_Records supplied_
______________________________

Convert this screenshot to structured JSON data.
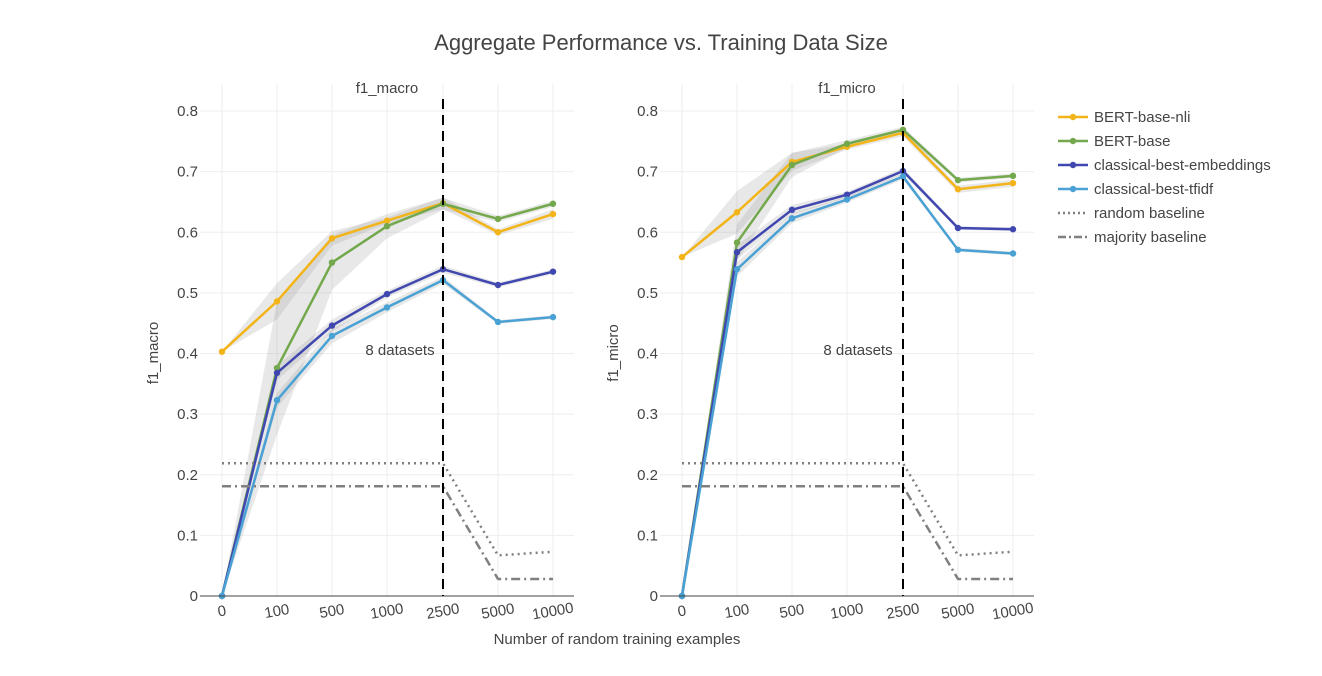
{
  "title": "Aggregate Performance vs. Training Data Size",
  "xlabel": "Number of random training examples",
  "colors": {
    "BERT-base-nli": "#f2b418",
    "BERT-base": "#74a84c",
    "classical-best-embeddings": "#4048b0",
    "classical-best-tfidf": "#4aa1d4",
    "random baseline": "#808080",
    "majority baseline": "#808080"
  },
  "legend": [
    {
      "name": "BERT-base-nli",
      "style": "solid-marker"
    },
    {
      "name": "BERT-base",
      "style": "solid-marker"
    },
    {
      "name": "classical-best-embeddings",
      "style": "solid-marker"
    },
    {
      "name": "classical-best-tfidf",
      "style": "solid-marker"
    },
    {
      "name": "random baseline",
      "style": "dot"
    },
    {
      "name": "majority baseline",
      "style": "dashdot"
    }
  ],
  "chart_data": [
    {
      "type": "line",
      "subtitle": "f1_macro",
      "ylabel": "f1_macro",
      "ylim": [
        0,
        0.8
      ],
      "yticks": [
        0,
        0.1,
        0.2,
        0.3,
        0.4,
        0.5,
        0.6,
        0.7,
        0.8
      ],
      "categories": [
        "0",
        "100",
        "500",
        "1000",
        "2500",
        "5000",
        "10000"
      ],
      "vline_category": "2500",
      "annotation": "8 datasets",
      "series": [
        {
          "name": "BERT-base-nli",
          "values": [
            0.403,
            0.486,
            0.59,
            0.619,
            0.648,
            0.6,
            0.63
          ],
          "band": [
            0.0,
            0.03,
            0.012,
            0.005,
            0.01,
            0.005,
            0.008
          ]
        },
        {
          "name": "BERT-base",
          "values": [
            0.0,
            0.376,
            0.55,
            0.61,
            0.647,
            0.622,
            0.647
          ],
          "band": [
            0.0,
            0.11,
            0.045,
            0.02,
            0.01,
            0.005,
            0.005
          ]
        },
        {
          "name": "classical-best-embeddings",
          "values": [
            0.0,
            0.368,
            0.446,
            0.498,
            0.539,
            0.513,
            0.535
          ],
          "band": [
            0.0,
            0.012,
            0.01,
            0.006,
            0.006,
            0.004,
            0.004
          ]
        },
        {
          "name": "classical-best-tfidf",
          "values": [
            0.0,
            0.323,
            0.429,
            0.476,
            0.521,
            0.452,
            0.46
          ],
          "band": [
            0.0,
            0.012,
            0.012,
            0.008,
            0.006,
            0.003,
            0.003
          ]
        },
        {
          "name": "random baseline",
          "values": [
            0.219,
            0.219,
            0.219,
            0.219,
            0.219,
            0.067,
            0.073
          ]
        },
        {
          "name": "majority baseline",
          "values": [
            0.181,
            0.181,
            0.181,
            0.181,
            0.181,
            0.028,
            0.028
          ]
        }
      ]
    },
    {
      "type": "line",
      "subtitle": "f1_micro",
      "ylabel": "f1_micro",
      "ylim": [
        0,
        0.8
      ],
      "yticks": [
        0,
        0.1,
        0.2,
        0.3,
        0.4,
        0.5,
        0.6,
        0.7,
        0.8
      ],
      "categories": [
        "0",
        "100",
        "500",
        "1000",
        "2500",
        "5000",
        "10000"
      ],
      "vline_category": "2500",
      "annotation": "8 datasets",
      "series": [
        {
          "name": "BERT-base-nli",
          "values": [
            0.559,
            0.633,
            0.716,
            0.741,
            0.764,
            0.671,
            0.681
          ],
          "band": [
            0.0,
            0.035,
            0.015,
            0.005,
            0.006,
            0.006,
            0.006
          ]
        },
        {
          "name": "BERT-base",
          "values": [
            0.0,
            0.583,
            0.711,
            0.746,
            0.769,
            0.686,
            0.693
          ],
          "band": [
            0.0,
            0.03,
            0.02,
            0.006,
            0.005,
            0.004,
            0.004
          ]
        },
        {
          "name": "classical-best-embeddings",
          "values": [
            0.0,
            0.567,
            0.637,
            0.662,
            0.701,
            0.607,
            0.605
          ],
          "band": [
            0.0,
            0.012,
            0.008,
            0.005,
            0.005,
            0.003,
            0.003
          ]
        },
        {
          "name": "classical-best-tfidf",
          "values": [
            0.0,
            0.539,
            0.623,
            0.654,
            0.692,
            0.571,
            0.565
          ],
          "band": [
            0.0,
            0.012,
            0.008,
            0.005,
            0.005,
            0.003,
            0.003
          ]
        },
        {
          "name": "random baseline",
          "values": [
            0.219,
            0.219,
            0.219,
            0.219,
            0.219,
            0.067,
            0.073
          ]
        },
        {
          "name": "majority baseline",
          "values": [
            0.181,
            0.181,
            0.181,
            0.181,
            0.181,
            0.028,
            0.028
          ]
        }
      ]
    }
  ]
}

______________________________

_Task to carry out_
Search the listing for the word "baseline" and return each line that holds it.

_Task result_
    "random baseline": "#808080",
    "majority baseline": "#808080"
      "name": "random baseline",
      "name": "majority baseline",
          "name": "random baseline",
          "name": "majority baseline",
          "name": "random baseline",
          "name": "majority baseline",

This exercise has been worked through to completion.